> Materials provided
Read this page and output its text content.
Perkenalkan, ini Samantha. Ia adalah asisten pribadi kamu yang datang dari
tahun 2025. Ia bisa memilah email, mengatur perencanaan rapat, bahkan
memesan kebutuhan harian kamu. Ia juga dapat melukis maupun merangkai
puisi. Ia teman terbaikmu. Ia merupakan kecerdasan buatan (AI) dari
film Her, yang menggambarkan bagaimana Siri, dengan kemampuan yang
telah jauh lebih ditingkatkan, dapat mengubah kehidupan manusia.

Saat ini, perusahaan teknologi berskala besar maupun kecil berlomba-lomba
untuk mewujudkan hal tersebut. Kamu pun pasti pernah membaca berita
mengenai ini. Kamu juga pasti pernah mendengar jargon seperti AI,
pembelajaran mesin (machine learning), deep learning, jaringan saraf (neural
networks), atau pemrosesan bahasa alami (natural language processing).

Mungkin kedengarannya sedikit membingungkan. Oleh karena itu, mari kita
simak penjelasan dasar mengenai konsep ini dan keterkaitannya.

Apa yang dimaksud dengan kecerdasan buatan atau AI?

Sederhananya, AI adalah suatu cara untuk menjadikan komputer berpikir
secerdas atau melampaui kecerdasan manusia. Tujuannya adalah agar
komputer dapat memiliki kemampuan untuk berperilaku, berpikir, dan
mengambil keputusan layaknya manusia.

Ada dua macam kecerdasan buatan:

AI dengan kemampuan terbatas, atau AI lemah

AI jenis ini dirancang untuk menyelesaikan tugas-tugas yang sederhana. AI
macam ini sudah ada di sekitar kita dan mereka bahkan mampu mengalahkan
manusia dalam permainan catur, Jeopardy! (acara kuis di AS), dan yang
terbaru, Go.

> What to work on
Write out the full set of records exactly as given.

> Solution to the exercise
Read this page and output its text content.
Perkenalkan, ini Samantha. Ia adalah asisten pribadi kamu yang datang dari
tahun 2025. Ia bisa memilah email, mengatur perencanaan rapat, bahkan
memesan kebutuhan harian kamu. Ia juga dapat melukis maupun merangkai
puisi. Ia teman terbaikmu. Ia merupakan kecerdasan buatan (AI) dari
film Her, yang menggambarkan bagaimana Siri, dengan kemampuan yang
telah jauh lebih ditingkatkan, dapat mengubah kehidupan manusia.

Saat ini, perusahaan teknologi berskala besar maupun kecil berlomba-lomba
untuk mewujudkan hal tersebut. Kamu pun pasti pernah membaca berita
mengenai ini. Kamu juga pasti pernah mendengar jargon seperti AI,
pembelajaran mesin (machine learning), deep learning, jaringan saraf (neural
networks), atau pemrosesan bahasa alami (natural language processing).

Mungkin kedengarannya sedikit membingungkan. Oleh karena itu, mari kita
simak penjelasan dasar mengenai konsep ini dan keterkaitannya.

Apa yang dimaksud dengan kecerdasan buatan atau AI?

Sederhananya, AI adalah suatu cara untuk menjadikan komputer berpikir
secerdas atau melampaui kecerdasan manusia. Tujuannya adalah agar
komputer dapat memiliki kemampuan untuk berperilaku, berpikir, dan
mengambil keputusan layaknya manusia.

Ada dua macam kecerdasan buatan:

AI dengan kemampuan terbatas, atau AI lemah

AI jenis ini dirancang untuk menyelesaikan tugas-tugas yang sederhana. AI
macam ini sudah ada di sekitar kita dan mereka bahkan mampu mengalahkan
manusia dalam permainan catur, Jeopardy! (acara kuis di AS), dan yang
terbaru, Go.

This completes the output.